-- Assigned task --
Every line below must be given again exactly.

-- Input data --
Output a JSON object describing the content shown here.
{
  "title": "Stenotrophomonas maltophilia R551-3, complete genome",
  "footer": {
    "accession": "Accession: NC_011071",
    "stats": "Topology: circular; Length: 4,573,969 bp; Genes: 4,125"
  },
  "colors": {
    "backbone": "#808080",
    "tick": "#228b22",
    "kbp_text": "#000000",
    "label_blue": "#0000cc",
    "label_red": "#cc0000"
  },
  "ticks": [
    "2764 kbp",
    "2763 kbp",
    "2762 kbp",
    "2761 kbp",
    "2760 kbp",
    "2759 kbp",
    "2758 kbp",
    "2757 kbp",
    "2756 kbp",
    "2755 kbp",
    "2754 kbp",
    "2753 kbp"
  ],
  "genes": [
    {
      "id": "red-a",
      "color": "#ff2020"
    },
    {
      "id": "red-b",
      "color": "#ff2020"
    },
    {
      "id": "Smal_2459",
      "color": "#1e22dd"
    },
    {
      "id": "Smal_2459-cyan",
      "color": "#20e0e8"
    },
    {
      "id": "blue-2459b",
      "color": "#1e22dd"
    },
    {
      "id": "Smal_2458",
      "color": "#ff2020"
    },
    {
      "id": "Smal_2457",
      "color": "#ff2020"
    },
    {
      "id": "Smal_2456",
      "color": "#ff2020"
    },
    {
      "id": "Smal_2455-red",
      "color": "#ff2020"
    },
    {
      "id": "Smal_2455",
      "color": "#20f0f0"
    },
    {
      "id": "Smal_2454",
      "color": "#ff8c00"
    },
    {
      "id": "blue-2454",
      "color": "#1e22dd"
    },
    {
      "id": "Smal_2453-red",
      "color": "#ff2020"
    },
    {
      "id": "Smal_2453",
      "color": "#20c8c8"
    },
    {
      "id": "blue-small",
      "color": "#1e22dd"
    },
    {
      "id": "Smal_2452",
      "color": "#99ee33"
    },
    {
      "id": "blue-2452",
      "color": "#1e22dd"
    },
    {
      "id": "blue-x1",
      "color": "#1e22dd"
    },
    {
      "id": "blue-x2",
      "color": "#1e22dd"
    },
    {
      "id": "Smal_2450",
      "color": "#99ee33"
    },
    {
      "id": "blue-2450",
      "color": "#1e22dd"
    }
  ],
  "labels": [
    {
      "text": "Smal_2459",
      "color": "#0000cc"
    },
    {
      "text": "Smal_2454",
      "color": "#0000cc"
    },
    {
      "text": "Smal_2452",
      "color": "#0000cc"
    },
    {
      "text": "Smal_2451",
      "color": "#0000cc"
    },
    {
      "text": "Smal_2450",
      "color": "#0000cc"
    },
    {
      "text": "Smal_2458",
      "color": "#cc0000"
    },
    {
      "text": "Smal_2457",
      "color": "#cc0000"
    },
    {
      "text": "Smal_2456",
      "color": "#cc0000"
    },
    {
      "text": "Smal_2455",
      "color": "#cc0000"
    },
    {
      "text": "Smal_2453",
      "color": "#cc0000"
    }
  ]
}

-- Reply to the task --
Output a JSON object describing the content shown here.
{
  "title": "Stenotrophomonas maltophilia R551-3, complete genome",
  "footer": {
    "accession": "Accession: NC_011071",
    "stats": "Topology: circular; Length: 4,573,969 bp; Genes: 4,125"
  },
  "colors": {
    "backbone": "#808080",
    "tick": "#228b22",
    "kbp_text": "#000000",
    "label_blue": "#0000cc",
    "label_red": "#cc0000"
  },
  "ticks": [
    "2764 kbp",
    "2763 kbp",
    "2762 kbp",
    "2761 kbp",
    "2760 kbp",
    "2759 kbp",
    "2758 kbp",
    "2757 kbp",
    "2756 kbp",
    "2755 kbp",
    "2754 kbp",
    "2753 kbp"
  ],
  "genes": [
    {
      "id": "red-a",
      "color": "#ff2020"
    },
    {
      "id": "red-b",
      "color": "#ff2020"
    },
    {
      "id": "Smal_2459",
      "color": "#1e22dd"
    },
    {
      "id": "Smal_2459-cyan",
      "color": "#20e0e8"
    },
    {
      "id": "blue-2459b",
      "color": "#1e22dd"
    },
    {
      "id": "Smal_2458",
      "color": "#ff2020"
    },
    {
      "id": "Smal_2457",
      "color": "#ff2020"
    },
    {
      "id": "Smal_2456",
      "color": "#ff2020"
    },
    {
      "id": "Smal_2455-red",
      "color": "#ff2020"
    },
    {
      "id": "Smal_2455",
      "color": "#20f0f0"
    },
    {
      "id": "Smal_2454",
      "color": "#ff8c00"
    },
    {
      "id": "blue-2454",
      "color": "#1e22dd"
    },
    {
      "id": "Smal_2453-red",
      "color": "#ff2020"
    },
    {
      "id": "Smal_2453",
      "color": "#20c8c8"
    },
    {
      "id": "blue-small",
      "color": "#1e22dd"
    },
    {
      "id": "Smal_2452",
      "color": "#99ee33"
    },
    {
      "id": "blue-2452",
      "color": "#1e22dd"
    },
    {
      "id": "blue-x1",
      "color": "#1e22dd"
    },
    {
      "id": "blue-x2",
      "color": "#1e22dd"
    },
    {
      "id": "Smal_2450",
      "color": "#99ee33"
    },
    {
      "id": "blue-2450",
      "color": "#1e22dd"
    }
  ],
  "labels": [
    {
      "text": "Smal_2459",
      "color": "#0000cc"
    },
    {
      "text": "Smal_2454",
      "color": "#0000cc"
    },
    {
      "text": "Smal_2452",
      "color": "#0000cc"
    },
    {
      "text": "Smal_2451",
      "color": "#0000cc"
    },
    {
      "text": "Smal_2450",
      "color": "#0000cc"
    },
    {
      "text": "Smal_2458",
      "color": "#cc0000"
    },
    {
      "text": "Smal_2457",
      "color": "#cc0000"
    },
    {
      "text": "Smal_2456",
      "color": "#cc0000"
    },
    {
      "text": "Smal_2455",
      "color": "#cc0000"
    },
    {
      "text": "Smal_2453",
      "color": "#cc0000"
    }
  ]
}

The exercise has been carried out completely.